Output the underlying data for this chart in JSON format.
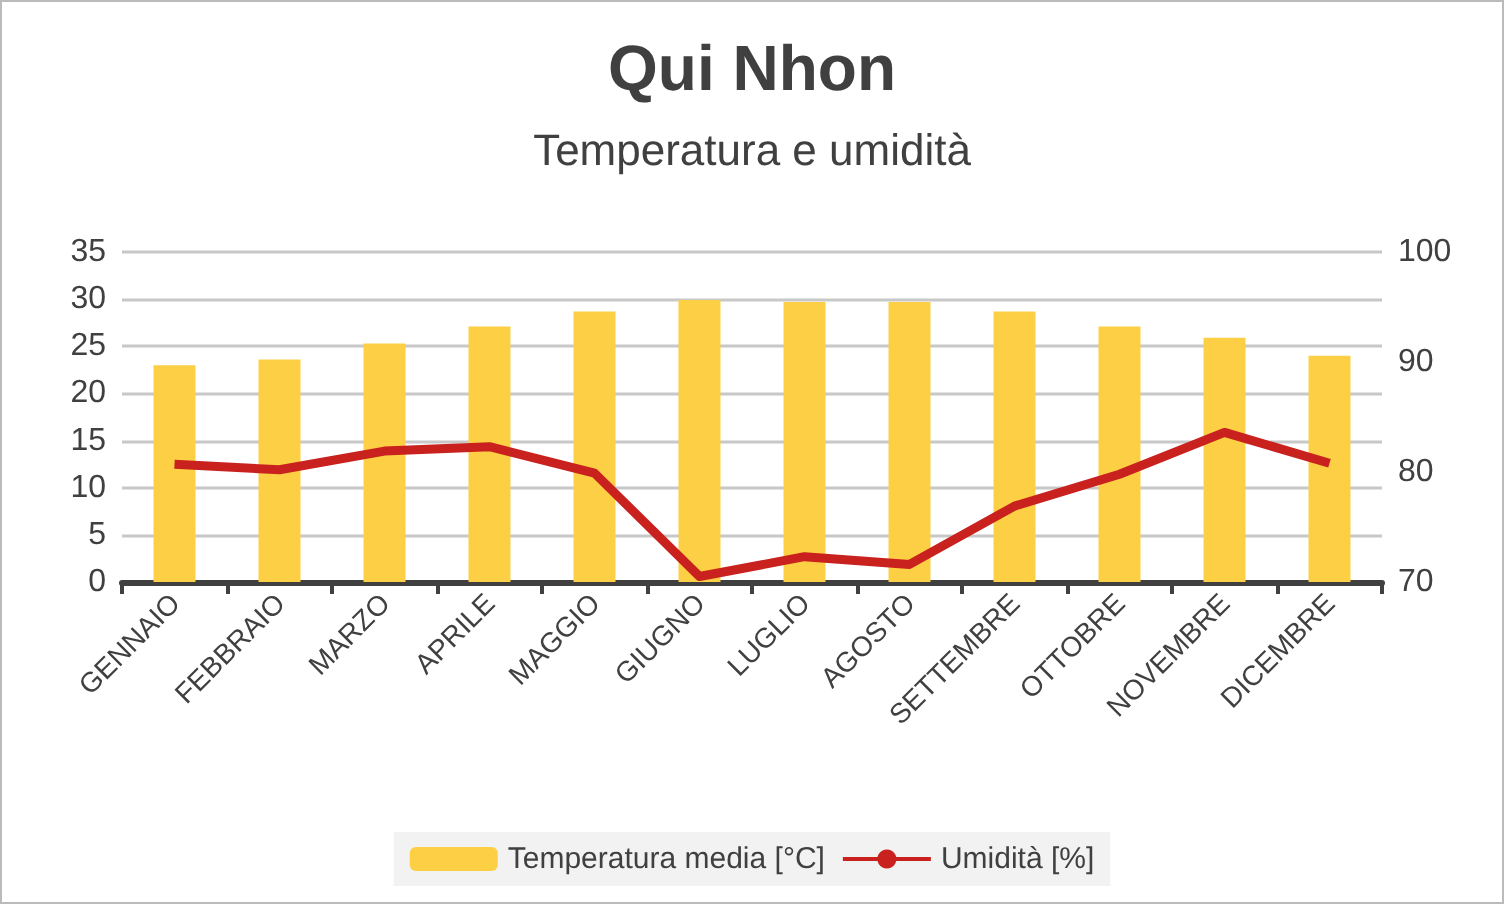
{
  "chart_data": {
    "type": "bar",
    "title": "Qui Nhon",
    "subtitle": "Temperatura e umidità",
    "categories": [
      "GENNAIO",
      "FEBBRAIO",
      "MARZO",
      "APRILE",
      "MAGGIO",
      "GIUGNO",
      "LUGLIO",
      "AGOSTO",
      "SETTEMBRE",
      "OTTOBRE",
      "NOVEMBRE",
      "DICEMBRE"
    ],
    "series": [
      {
        "name": "Temperatura media [°C]",
        "color": "#fccf45",
        "values": [
          23.0,
          23.6,
          25.3,
          27.1,
          28.7,
          29.9,
          29.7,
          29.7,
          28.7,
          27.1,
          25.9,
          24.0
        ]
      },
      {
        "name": "Umidità [%]",
        "type": "line",
        "axis": "y2",
        "color": "#c9211e",
        "values": [
          80.7,
          80.2,
          81.9,
          82.3,
          79.9,
          70.5,
          72.3,
          71.6,
          76.9,
          79.8,
          83.6,
          80.8
        ]
      }
    ],
    "ylim": [
      0,
      35
    ],
    "yticks": [
      0,
      5,
      10,
      15,
      20,
      25,
      30,
      35
    ],
    "y2lim": [
      70,
      100
    ],
    "y2ticks": [
      70,
      80,
      90,
      100
    ],
    "grid": "y",
    "legend": "bottom",
    "marker": "none"
  }
}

* * * * *

▶ **Task goal**: Repeat the material exactly as it reads, without any of its pictures.

▶ **Expected answer**:
Output the underlying data for this chart in JSON format.
{
  "chart_data": {
    "type": "bar",
    "title": "Qui Nhon",
    "subtitle": "Temperatura e umidità",
    "categories": [
      "GENNAIO",
      "FEBBRAIO",
      "MARZO",
      "APRILE",
      "MAGGIO",
      "GIUGNO",
      "LUGLIO",
      "AGOSTO",
      "SETTEMBRE",
      "OTTOBRE",
      "NOVEMBRE",
      "DICEMBRE"
    ],
    "series": [
      {
        "name": "Temperatura media [°C]",
        "color": "#fccf45",
        "values": [
          23.0,
          23.6,
          25.3,
          27.1,
          28.7,
          29.9,
          29.7,
          29.7,
          28.7,
          27.1,
          25.9,
          24.0
        ]
      },
      {
        "name": "Umidità [%]",
        "type": "line",
        "axis": "y2",
        "color": "#c9211e",
        "values": [
          80.7,
          80.2,
          81.9,
          82.3,
          79.9,
          70.5,
          72.3,
          71.6,
          76.9,
          79.8,
          83.6,
          80.8
        ]
      }
    ],
    "ylim": [
      0,
      35
    ],
    "yticks": [
      0,
      5,
      10,
      15,
      20,
      25,
      30,
      35
    ],
    "y2lim": [
      70,
      100
    ],
    "y2ticks": [
      70,
      80,
      90,
      100
    ],
    "grid": "y",
    "legend": "bottom",
    "marker": "none"
  }
}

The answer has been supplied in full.